----- Dataset records -----
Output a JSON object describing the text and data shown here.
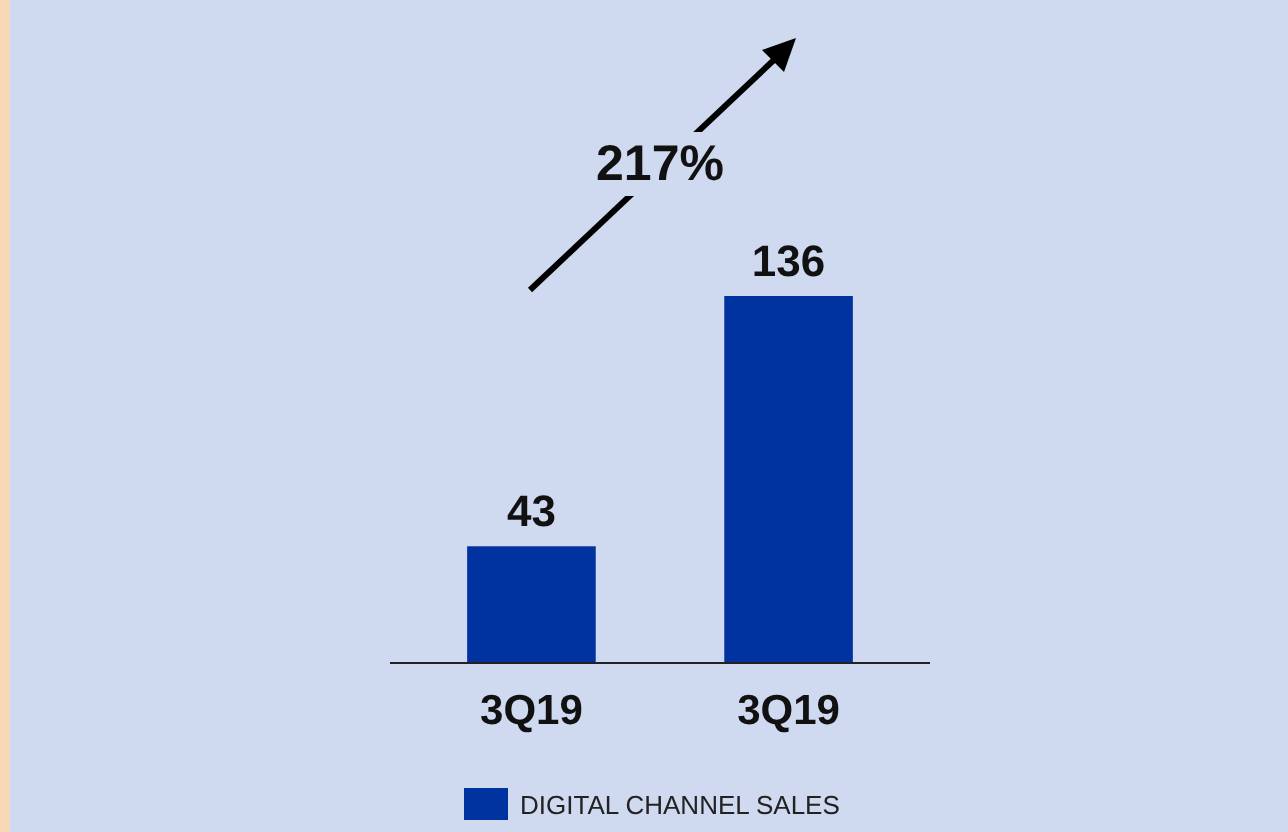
{
  "chart_data": {
    "type": "bar",
    "categories": [
      "3Q19",
      "3Q19"
    ],
    "series": [
      {
        "name": "DIGITAL CHANNEL SALES",
        "color": "#0033a0",
        "values": [
          43,
          136
        ]
      }
    ],
    "data_labels": true,
    "legend": "bottom",
    "annotations": [
      "217%"
    ]
  }
}
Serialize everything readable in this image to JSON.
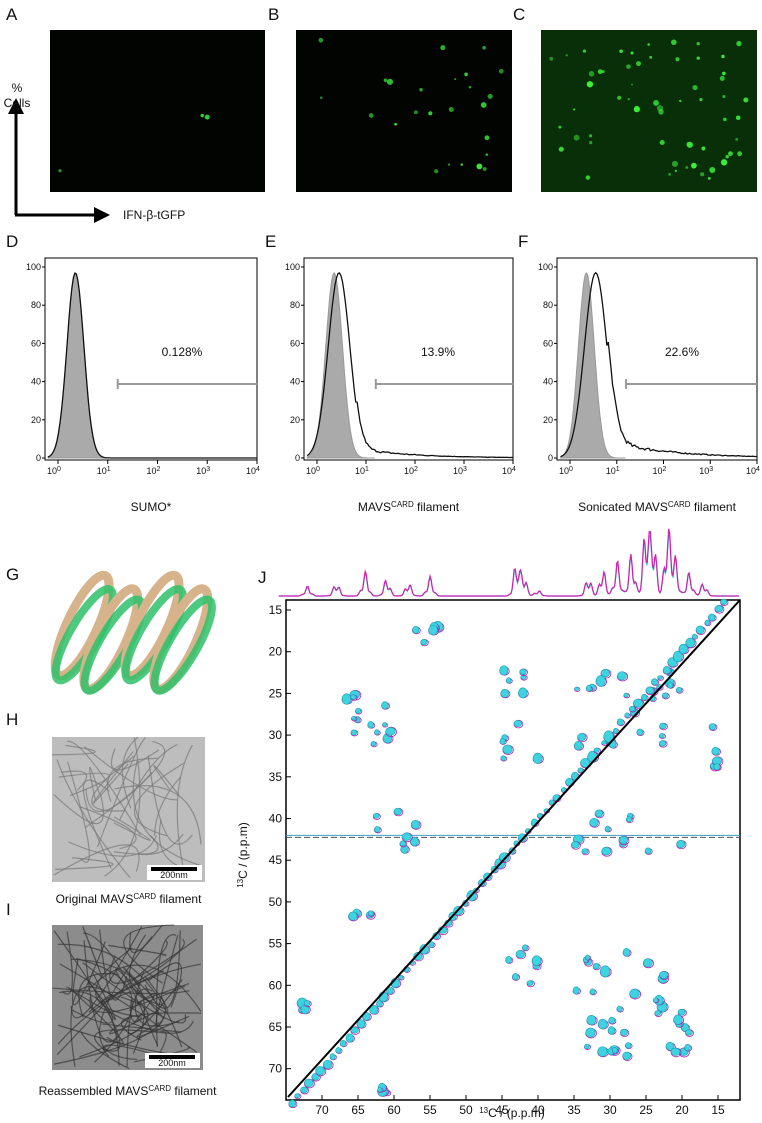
{
  "panel_labels": [
    "A",
    "B",
    "C",
    "D",
    "E",
    "F",
    "G",
    "H",
    "I",
    "J"
  ],
  "axis_schematic": {
    "y_label_1": "%",
    "y_label_2": "Cells",
    "x_label": "IFN-β-tGFP"
  },
  "histograms": [
    {
      "percent": "0.128%",
      "xlabel": {
        "pre": "SUMO*"
      }
    },
    {
      "percent": "13.9%",
      "xlabel": {
        "pre": "MAVS",
        "sup": "CARD",
        "post": " filament"
      }
    },
    {
      "percent": "22.6%",
      "xlabel": {
        "pre": "Sonicated MAVS",
        "sup": "CARD",
        "post": " filament"
      }
    }
  ],
  "histogram_yticks": [
    0,
    20,
    40,
    60,
    80,
    100
  ],
  "histogram_xticks": [
    {
      "base": "10",
      "exp": "0"
    },
    {
      "base": "10",
      "exp": "1"
    },
    {
      "base": "10",
      "exp": "2"
    },
    {
      "base": "10",
      "exp": "3"
    },
    {
      "base": "10",
      "exp": "4"
    }
  ],
  "micrographs": [
    {
      "scale": "200nm",
      "caption": {
        "pre": "Original MAVS",
        "sup": "CARD",
        "post": " filament"
      }
    },
    {
      "scale": "200nm",
      "caption": {
        "pre": "Reassembled MAVS",
        "sup": "CARD",
        "post": " filament"
      }
    }
  ],
  "nmr": {
    "xticks": [
      70,
      65,
      60,
      55,
      50,
      45,
      40,
      35,
      30,
      25,
      20,
      15
    ],
    "yticks": [
      15,
      20,
      25,
      30,
      35,
      40,
      45,
      50,
      55,
      60,
      65,
      70
    ],
    "xlabel": {
      "sup": "13",
      "post": "C / (p.p.m)"
    },
    "ylabel": {
      "sup": "13",
      "post": "C / (p.p.m)"
    }
  }
}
-----
Quote the preceding records in their entirety, excluding every picture.

◆ Response to this task ◆
Output a JSON object describing the text and data shown here.
{
  "chart_data": {
    "type": "bar",
    "categories": [
      "3Q19",
      "3Q19"
    ],
    "series": [
      {
        "name": "DIGITAL CHANNEL SALES",
        "color": "#0033a0",
        "values": [
          43,
          136
        ]
      }
    ],
    "data_labels": true,
    "legend": "bottom",
    "annotations": [
      "217%"
    ]
  }
}
Serialize everything readable in this image to JSON.
{
  "panel_labels": [
    "A",
    "B",
    "C",
    "D",
    "E",
    "F",
    "G",
    "H",
    "I",
    "J"
  ],
  "axis_schematic": {
    "y_label_1": "%",
    "y_label_2": "Cells",
    "x_label": "IFN-β-tGFP"
  },
  "histograms": [
    {
      "percent": "0.128%",
      "xlabel": {
        "pre": "SUMO*"
      }
    },
    {
      "percent": "13.9%",
      "xlabel": {
        "pre": "MAVS",
        "sup": "CARD",
        "post": " filament"
      }
    },
    {
      "percent": "22.6%",
      "xlabel": {
        "pre": "Sonicated MAVS",
        "sup": "CARD",
        "post": " filament"
      }
    }
  ],
  "histogram_yticks": [
    0,
    20,
    40,
    60,
    80,
    100
  ],
  "histogram_xticks": [
    {
      "base": "10",
      "exp": "0"
    },
    {
      "base": "10",
      "exp": "1"
    },
    {
      "base": "10",
      "exp": "2"
    },
    {
      "base": "10",
      "exp": "3"
    },
    {
      "base": "10",
      "exp": "4"
    }
  ],
  "micrographs": [
    {
      "scale": "200nm",
      "caption": {
        "pre": "Original MAVS",
        "sup": "CARD",
        "post": " filament"
      }
    },
    {
      "scale": "200nm",
      "caption": {
        "pre": "Reassembled MAVS",
        "sup": "CARD",
        "post": " filament"
      }
    }
  ],
  "nmr": {
    "xticks": [
      70,
      65,
      60,
      55,
      50,
      45,
      40,
      35,
      30,
      25,
      20,
      15
    ],
    "yticks": [
      15,
      20,
      25,
      30,
      35,
      40,
      45,
      50,
      55,
      60,
      65,
      70
    ],
    "xlabel": {
      "sup": "13",
      "post": "C / (p.p.m)"
    },
    "ylabel": {
      "sup": "13",
      "post": "C / (p.p.m)"
    }
  }
}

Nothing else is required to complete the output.